STORED ROWS:
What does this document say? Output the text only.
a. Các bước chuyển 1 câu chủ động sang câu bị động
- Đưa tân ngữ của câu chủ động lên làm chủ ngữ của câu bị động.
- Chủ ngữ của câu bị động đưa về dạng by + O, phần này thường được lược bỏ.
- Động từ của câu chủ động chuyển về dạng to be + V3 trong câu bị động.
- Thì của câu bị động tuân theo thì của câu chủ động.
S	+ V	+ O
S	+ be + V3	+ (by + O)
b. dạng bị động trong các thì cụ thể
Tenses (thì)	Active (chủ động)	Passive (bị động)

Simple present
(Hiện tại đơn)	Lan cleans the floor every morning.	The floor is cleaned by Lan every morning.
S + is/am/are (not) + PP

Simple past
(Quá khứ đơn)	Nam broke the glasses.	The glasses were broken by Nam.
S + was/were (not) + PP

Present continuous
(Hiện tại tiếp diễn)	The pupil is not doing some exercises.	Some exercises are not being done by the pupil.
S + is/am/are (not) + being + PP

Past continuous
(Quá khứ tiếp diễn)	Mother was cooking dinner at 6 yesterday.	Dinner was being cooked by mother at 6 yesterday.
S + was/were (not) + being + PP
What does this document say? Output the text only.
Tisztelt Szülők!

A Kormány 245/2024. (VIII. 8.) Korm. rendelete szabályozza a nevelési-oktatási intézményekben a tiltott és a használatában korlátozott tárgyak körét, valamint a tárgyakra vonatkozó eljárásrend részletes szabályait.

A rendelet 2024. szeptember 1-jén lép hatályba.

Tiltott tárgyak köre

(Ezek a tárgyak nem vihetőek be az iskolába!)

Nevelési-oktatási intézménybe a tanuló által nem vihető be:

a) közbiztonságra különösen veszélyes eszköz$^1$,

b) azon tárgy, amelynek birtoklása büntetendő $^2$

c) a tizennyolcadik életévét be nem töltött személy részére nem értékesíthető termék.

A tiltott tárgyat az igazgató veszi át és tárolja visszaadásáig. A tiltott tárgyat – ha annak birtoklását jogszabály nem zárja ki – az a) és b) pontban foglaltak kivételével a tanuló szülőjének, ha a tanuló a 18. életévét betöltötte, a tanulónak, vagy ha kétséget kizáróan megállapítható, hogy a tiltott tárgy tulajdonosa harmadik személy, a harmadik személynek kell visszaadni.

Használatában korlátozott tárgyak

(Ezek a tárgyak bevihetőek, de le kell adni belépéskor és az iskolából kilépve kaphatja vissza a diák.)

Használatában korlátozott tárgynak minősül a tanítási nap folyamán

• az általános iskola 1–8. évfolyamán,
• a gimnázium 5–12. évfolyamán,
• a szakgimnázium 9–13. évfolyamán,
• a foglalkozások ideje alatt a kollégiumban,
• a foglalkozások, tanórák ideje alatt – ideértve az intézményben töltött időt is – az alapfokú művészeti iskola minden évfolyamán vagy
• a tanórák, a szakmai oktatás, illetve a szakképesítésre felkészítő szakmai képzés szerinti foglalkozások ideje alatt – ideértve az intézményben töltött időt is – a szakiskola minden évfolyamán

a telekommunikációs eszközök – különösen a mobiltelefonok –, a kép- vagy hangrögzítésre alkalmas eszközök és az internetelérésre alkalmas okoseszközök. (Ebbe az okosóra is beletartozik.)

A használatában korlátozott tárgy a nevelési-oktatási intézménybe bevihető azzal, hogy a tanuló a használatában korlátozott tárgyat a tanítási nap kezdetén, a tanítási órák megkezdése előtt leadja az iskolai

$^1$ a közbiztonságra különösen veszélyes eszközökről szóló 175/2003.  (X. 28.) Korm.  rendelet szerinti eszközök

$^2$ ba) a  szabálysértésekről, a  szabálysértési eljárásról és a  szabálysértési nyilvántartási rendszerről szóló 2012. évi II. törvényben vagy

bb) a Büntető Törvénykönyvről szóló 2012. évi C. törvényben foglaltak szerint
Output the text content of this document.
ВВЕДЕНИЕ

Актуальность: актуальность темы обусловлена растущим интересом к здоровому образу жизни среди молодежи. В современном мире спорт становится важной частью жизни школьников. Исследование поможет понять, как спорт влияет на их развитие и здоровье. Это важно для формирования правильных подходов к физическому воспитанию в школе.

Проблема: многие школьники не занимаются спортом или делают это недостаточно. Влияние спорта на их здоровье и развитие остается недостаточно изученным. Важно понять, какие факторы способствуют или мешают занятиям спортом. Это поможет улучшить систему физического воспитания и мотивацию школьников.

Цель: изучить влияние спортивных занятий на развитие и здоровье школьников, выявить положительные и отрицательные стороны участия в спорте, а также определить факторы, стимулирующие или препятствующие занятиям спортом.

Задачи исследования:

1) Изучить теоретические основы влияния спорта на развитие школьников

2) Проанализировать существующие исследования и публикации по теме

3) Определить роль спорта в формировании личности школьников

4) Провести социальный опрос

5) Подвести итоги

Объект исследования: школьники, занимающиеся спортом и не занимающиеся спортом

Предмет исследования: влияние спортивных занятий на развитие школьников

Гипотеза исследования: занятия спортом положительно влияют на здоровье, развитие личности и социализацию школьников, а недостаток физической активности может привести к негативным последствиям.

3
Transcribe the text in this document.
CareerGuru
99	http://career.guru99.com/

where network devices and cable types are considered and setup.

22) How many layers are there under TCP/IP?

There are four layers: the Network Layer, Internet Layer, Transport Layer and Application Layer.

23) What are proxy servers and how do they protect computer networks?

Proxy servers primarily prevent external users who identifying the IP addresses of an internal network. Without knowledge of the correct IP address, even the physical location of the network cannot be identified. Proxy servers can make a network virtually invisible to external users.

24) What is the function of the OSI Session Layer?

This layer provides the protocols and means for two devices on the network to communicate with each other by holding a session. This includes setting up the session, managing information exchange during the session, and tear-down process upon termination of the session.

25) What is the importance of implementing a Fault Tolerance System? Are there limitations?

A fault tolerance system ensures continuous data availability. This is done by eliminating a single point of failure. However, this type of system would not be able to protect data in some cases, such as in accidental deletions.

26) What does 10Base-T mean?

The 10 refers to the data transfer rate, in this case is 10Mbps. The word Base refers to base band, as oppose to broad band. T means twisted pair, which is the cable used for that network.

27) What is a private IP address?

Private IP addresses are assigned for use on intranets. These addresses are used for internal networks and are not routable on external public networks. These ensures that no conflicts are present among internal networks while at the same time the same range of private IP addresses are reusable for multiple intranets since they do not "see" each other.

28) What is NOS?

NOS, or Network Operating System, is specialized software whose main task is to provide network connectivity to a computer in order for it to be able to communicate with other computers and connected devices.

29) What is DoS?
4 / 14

REQUEST:
Reproduce the data in its entirety, matching each character.

OUTPUT FOR THIS EXERCISE:
What does this document say? Output the text only.
a. Các bước chuyển 1 câu chủ động sang câu bị động
- Đưa tân ngữ của câu chủ động lên làm chủ ngữ của câu bị động.
- Chủ ngữ của câu bị động đưa về dạng by + O, phần này thường được lược bỏ.
- Động từ của câu chủ động chuyển về dạng to be + V3 trong câu bị động.
- Thì của câu bị động tuân theo thì của câu chủ động.
S	+ V	+ O
S	+ be + V3	+ (by + O)
b. dạng bị động trong các thì cụ thể
Tenses (thì)	Active (chủ động)	Passive (bị động)

Simple present
(Hiện tại đơn)	Lan cleans the floor every morning.	The floor is cleaned by Lan every morning.
S + is/am/are (not) + PP

Simple past
(Quá khứ đơn)	Nam broke the glasses.	The glasses were broken by Nam.
S + was/were (not) + PP

Present continuous
(Hiện tại tiếp diễn)	The pupil is not doing some exercises.	Some exercises are not being done by the pupil.
S + is/am/are (not) + being + PP

Past continuous
(Quá khứ tiếp diễn)	Mother was cooking dinner at 6 yesterday.	Dinner was being cooked by mother at 6 yesterday.
S + was/were (not) + being + PP
What does this document say? Output the text only.
Tisztelt Szülők!

A Kormány 245/2024. (VIII. 8.) Korm. rendelete szabályozza a nevelési-oktatási intézményekben a tiltott és a használatában korlátozott tárgyak körét, valamint a tárgyakra vonatkozó eljárásrend részletes szabályait.

A rendelet 2024. szeptember 1-jén lép hatályba.

Tiltott tárgyak köre

(Ezek a tárgyak nem vihetőek be az iskolába!)

Nevelési-oktatási intézménybe a tanuló által nem vihető be:

a) közbiztonságra különösen veszélyes eszköz$^1$,

b) azon tárgy, amelynek birtoklása büntetendő $^2$

c) a tizennyolcadik életévét be nem töltött személy részére nem értékesíthető termék.

A tiltott tárgyat az igazgató veszi át és tárolja visszaadásáig. A tiltott tárgyat – ha annak birtoklását jogszabály nem zárja ki – az a) és b) pontban foglaltak kivételével a tanuló szülőjének, ha a tanuló a 18. életévét betöltötte, a tanulónak, vagy ha kétséget kizáróan megállapítható, hogy a tiltott tárgy tulajdonosa harmadik személy, a harmadik személynek kell visszaadni.

Használatában korlátozott tárgyak

(Ezek a tárgyak bevihetőek, de le kell adni belépéskor és az iskolából kilépve kaphatja vissza a diák.)

Használatában korlátozott tárgynak minősül a tanítási nap folyamán

• az általános iskola 1–8. évfolyamán,
• a gimnázium 5–12. évfolyamán,
• a szakgimnázium 9–13. évfolyamán,
• a foglalkozások ideje alatt a kollégiumban,
• a foglalkozások, tanórák ideje alatt – ideértve az intézményben töltött időt is – az alapfokú művészeti iskola minden évfolyamán vagy
• a tanórák, a szakmai oktatás, illetve a szakképesítésre felkészítő szakmai képzés szerinti foglalkozások ideje alatt – ideértve az intézményben töltött időt is – a szakiskola minden évfolyamán

a telekommunikációs eszközök – különösen a mobiltelefonok –, a kép- vagy hangrögzítésre alkalmas eszközök és az internetelérésre alkalmas okoseszközök. (Ebbe az okosóra is beletartozik.)

A használatában korlátozott tárgy a nevelési-oktatási intézménybe bevihető azzal, hogy a tanuló a használatában korlátozott tárgyat a tanítási nap kezdetén, a tanítási órák megkezdése előtt leadja az iskolai

$^1$ a közbiztonságra különösen veszélyes eszközökről szóló 175/2003.  (X. 28.) Korm.  rendelet szerinti eszközök

$^2$ ba) a  szabálysértésekről, a  szabálysértési eljárásról és a  szabálysértési nyilvántartási rendszerről szóló 2012. évi II. törvényben vagy

bb) a Büntető Törvénykönyvről szóló 2012. évi C. törvényben foglaltak szerint
Output the text content of this document.
ВВЕДЕНИЕ

Актуальность: актуальность темы обусловлена растущим интересом к здоровому образу жизни среди молодежи. В современном мире спорт становится важной частью жизни школьников. Исследование поможет понять, как спорт влияет на их развитие и здоровье. Это важно для формирования правильных подходов к физическому воспитанию в школе.

Проблема: многие школьники не занимаются спортом или делают это недостаточно. Влияние спорта на их здоровье и развитие остается недостаточно изученным. Важно понять, какие факторы способствуют или мешают занятиям спортом. Это поможет улучшить систему физического воспитания и мотивацию школьников.

Цель: изучить влияние спортивных занятий на развитие и здоровье школьников, выявить положительные и отрицательные стороны участия в спорте, а также определить факторы, стимулирующие или препятствующие занятиям спортом.

Задачи исследования:

1) Изучить теоретические основы влияния спорта на развитие школьников

2) Проанализировать существующие исследования и публикации по теме

3) Определить роль спорта в формировании личности школьников

4) Провести социальный опрос

5) Подвести итоги

Объект исследования: школьники, занимающиеся спортом и не занимающиеся спортом

Предмет исследования: влияние спортивных занятий на развитие школьников

Гипотеза исследования: занятия спортом положительно влияют на здоровье, развитие личности и социализацию школьников, а недостаток физической активности может привести к негативным последствиям.

3
Transcribe the text in this document.
CareerGuru
99	http://career.guru99.com/

where network devices and cable types are considered and setup.

22) How many layers are there under TCP/IP?

There are four layers: the Network Layer, Internet Layer, Transport Layer and Application Layer.

23) What are proxy servers and how do they protect computer networks?

Proxy servers primarily prevent external users who identifying the IP addresses of an internal network. Without knowledge of the correct IP address, even the physical location of the network cannot be identified. Proxy servers can make a network virtually invisible to external users.

24) What is the function of the OSI Session Layer?

This layer provides the protocols and means for two devices on the network to communicate with each other by holding a session. This includes setting up the session, managing information exchange during the session, and tear-down process upon termination of the session.

25) What is the importance of implementing a Fault Tolerance System? Are there limitations?

A fault tolerance system ensures continuous data availability. This is done by eliminating a single point of failure. However, this type of system would not be able to protect data in some cases, such as in accidental deletions.

26) What does 10Base-T mean?

The 10 refers to the data transfer rate, in this case is 10Mbps. The word Base refers to base band, as oppose to broad band. T means twisted pair, which is the cable used for that network.

27) What is a private IP address?

Private IP addresses are assigned for use on intranets. These addresses are used for internal networks and are not routable on external public networks. These ensures that no conflicts are present among internal networks while at the same time the same range of private IP addresses are reusable for multiple intranets since they do not "see" each other.

28) What is NOS?

NOS, or Network Operating System, is specialized software whose main task is to provide network connectivity to a computer in order for it to be able to communicate with other computers and connected devices.

29) What is DoS?
4 / 14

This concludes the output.